▶ Set task:
Copy every entry word for word, but skip the pictures.

▶ Material for this exercise:
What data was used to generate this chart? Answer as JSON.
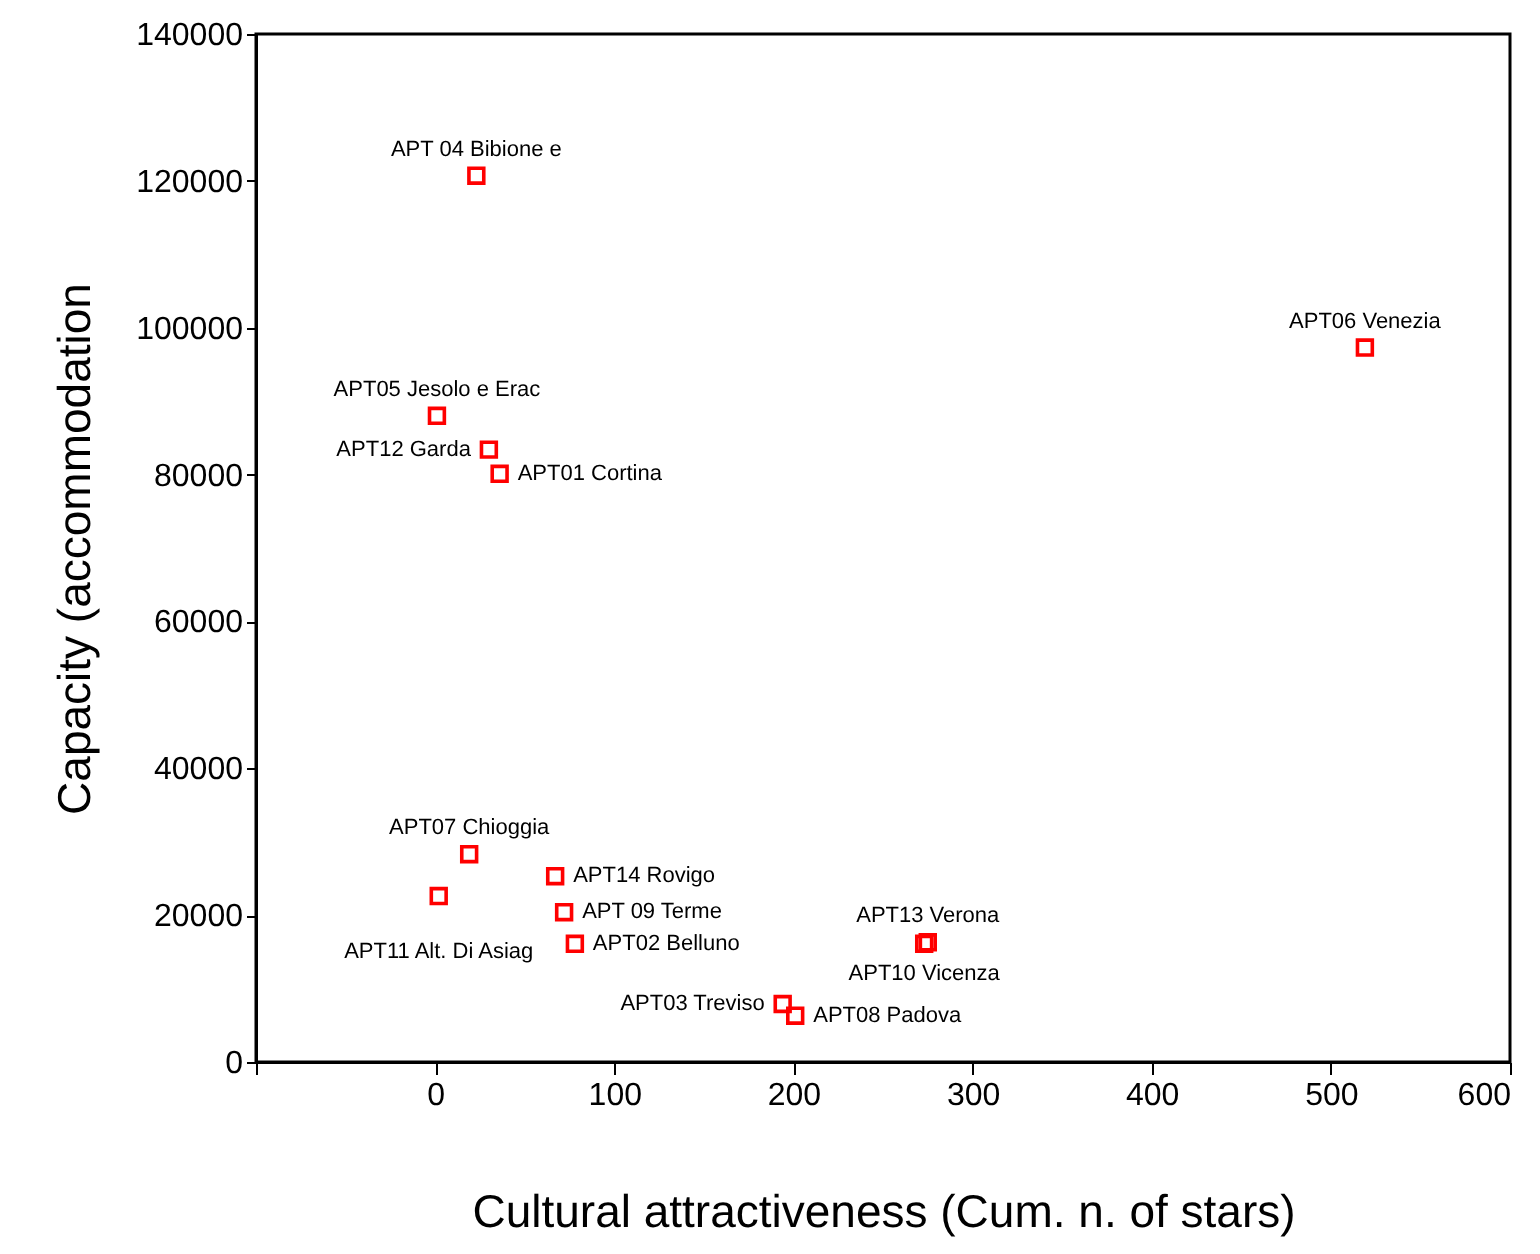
{
  "chart_data": {
    "type": "scatter",
    "xlabel": "Cultural attractiveness (Cum. n. of stars)",
    "ylabel": "Capacity (accommodation",
    "x": [
      23,
      1,
      30,
      36,
      519,
      19,
      67,
      2,
      72,
      78,
      275,
      273,
      194,
      201
    ],
    "series": [
      {
        "color": "#ff0000",
        "values": [
          120700,
          88000,
          83400,
          80100,
          97300,
          28300,
          25300,
          22600,
          20400,
          16100,
          16300,
          16100,
          7900,
          6300
        ]
      }
    ],
    "annotations": [
      {
        "text": "APT 04 Bibione e",
        "x": 23,
        "y": 120700
      },
      {
        "text": "APT05 Jesolo e Erac",
        "x": 1,
        "y": 88000
      },
      {
        "text": "APT12 Garda",
        "x": 30,
        "y": 83400
      },
      {
        "text": "APT01 Cortina",
        "x": 36,
        "y": 80100
      },
      {
        "text": "APT06 Venezia",
        "x": 519,
        "y": 97300
      },
      {
        "text": "APT07 Chioggia",
        "x": 19,
        "y": 28300
      },
      {
        "text": "APT14 Rovigo",
        "x": 67,
        "y": 25300
      },
      {
        "text": "APT11 Alt. Di Asiag",
        "x": 2,
        "y": 22600
      },
      {
        "text": "APT 09 Terme",
        "x": 72,
        "y": 20400
      },
      {
        "text": "APT02 Belluno",
        "x": 78,
        "y": 16100
      },
      {
        "text": "APT13 Verona",
        "x": 275,
        "y": 16300
      },
      {
        "text": "APT10 Vicenza",
        "x": 273,
        "y": 16100
      },
      {
        "text": "APT03 Treviso",
        "x": 194,
        "y": 7900
      },
      {
        "text": "APT08 Padova",
        "x": 201,
        "y": 6300
      }
    ],
    "xlim": [
      -100,
      600
    ],
    "xticks": [
      {
        "value": -100,
        "label": null
      },
      0,
      100,
      200,
      300,
      400,
      500,
      600
    ],
    "ylim": [
      0,
      140000
    ],
    "yticks": [
      0,
      20000,
      40000,
      60000,
      80000,
      100000,
      120000,
      140000
    ],
    "marker": "square",
    "grid": false
  }
}
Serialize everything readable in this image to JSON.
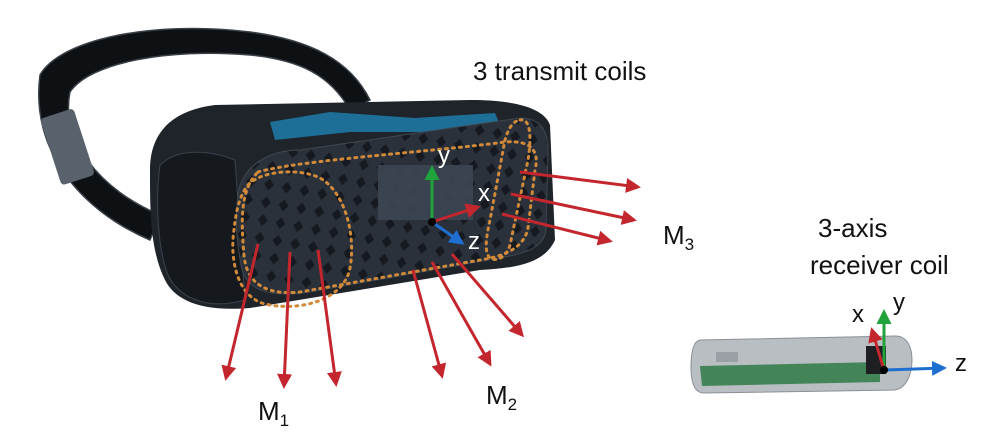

▶ Task solution:
What data was used to generate this chart? Answer as JSON.
{
  "chart_data": {
    "type": "scatter",
    "xlabel": "Cultural attractiveness (Cum. n. of stars)",
    "ylabel": "Capacity (accommodation",
    "x": [
      23,
      1,
      30,
      36,
      519,
      19,
      67,
      2,
      72,
      78,
      275,
      273,
      194,
      201
    ],
    "series": [
      {
        "color": "#ff0000",
        "values": [
          120700,
          88000,
          83400,
          80100,
          97300,
          28300,
          25300,
          22600,
          20400,
          16100,
          16300,
          16100,
          7900,
          6300
        ]
      }
    ],
    "annotations": [
      {
        "text": "APT 04 Bibione e",
        "x": 23,
        "y": 120700
      },
      {
        "text": "APT05 Jesolo e Erac",
        "x": 1,
        "y": 88000
      },
      {
        "text": "APT12 Garda",
        "x": 30,
        "y": 83400
      },
      {
        "text": "APT01 Cortina",
        "x": 36,
        "y": 80100
      },
      {
        "text": "APT06 Venezia",
        "x": 519,
        "y": 97300
      },
      {
        "text": "APT07 Chioggia",
        "x": 19,
        "y": 28300
      },
      {
        "text": "APT14 Rovigo",
        "x": 67,
        "y": 25300
      },
      {
        "text": "APT11 Alt. Di Asiag",
        "x": 2,
        "y": 22600
      },
      {
        "text": "APT 09 Terme",
        "x": 72,
        "y": 20400
      },
      {
        "text": "APT02 Belluno",
        "x": 78,
        "y": 16100
      },
      {
        "text": "APT13 Verona",
        "x": 275,
        "y": 16300
      },
      {
        "text": "APT10 Vicenza",
        "x": 273,
        "y": 16100
      },
      {
        "text": "APT03 Treviso",
        "x": 194,
        "y": 7900
      },
      {
        "text": "APT08 Padova",
        "x": 201,
        "y": 6300
      }
    ],
    "xlim": [
      -100,
      600
    ],
    "xticks": [
      {
        "value": -100,
        "label": null
      },
      0,
      100,
      200,
      300,
      400,
      500,
      600
    ],
    "ylim": [
      0,
      140000
    ],
    "yticks": [
      0,
      20000,
      40000,
      60000,
      80000,
      100000,
      120000,
      140000
    ],
    "marker": "square",
    "grid": false
  }
}
Serialize everything readable in this image to JSON.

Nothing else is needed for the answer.